* _Set problem_: Please reproduce the lines below verbatim, starting with the line that contains "Output each element" and continuing through the line that contains "Where are 19", with both of those lines included. Leave the pictures out.

* _Task inputs_:
*****

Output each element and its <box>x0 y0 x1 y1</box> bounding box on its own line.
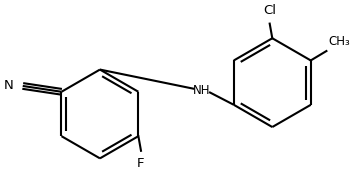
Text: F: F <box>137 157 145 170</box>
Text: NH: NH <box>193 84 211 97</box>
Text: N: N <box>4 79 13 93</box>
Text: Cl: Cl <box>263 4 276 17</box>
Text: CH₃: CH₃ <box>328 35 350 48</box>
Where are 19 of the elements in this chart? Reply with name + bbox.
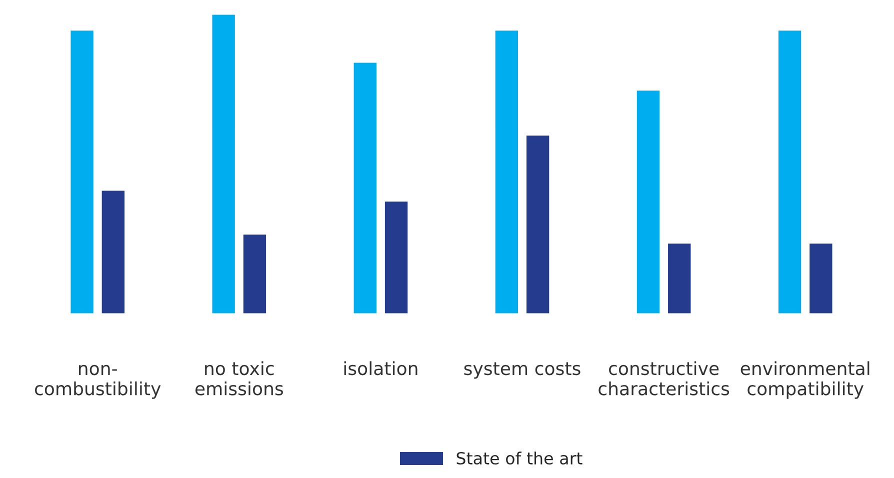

*****

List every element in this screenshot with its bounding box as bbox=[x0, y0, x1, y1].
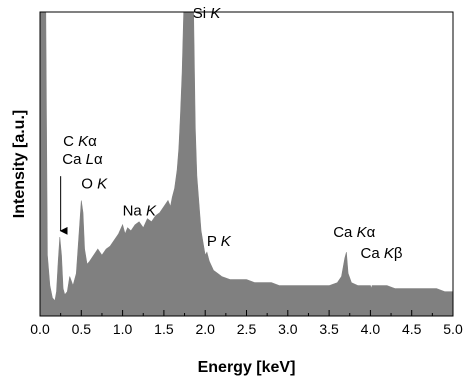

*****

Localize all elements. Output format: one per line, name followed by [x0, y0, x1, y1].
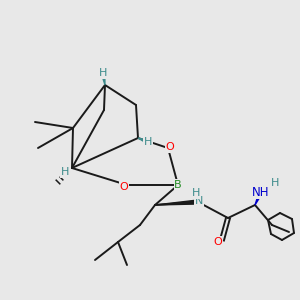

*****

* _Reply_:
Output each element and its <box>x0 y0 x1 y1</box> bounding box on its own line.
Text: F: F <box>137 157 145 170</box>
Text: NH: NH <box>193 84 211 97</box>
Text: N: N <box>4 79 13 93</box>
Text: Cl: Cl <box>263 4 276 17</box>
Text: CH₃: CH₃ <box>328 35 350 48</box>
Where are 19 of the elements in this chart? Reply with name + bbox.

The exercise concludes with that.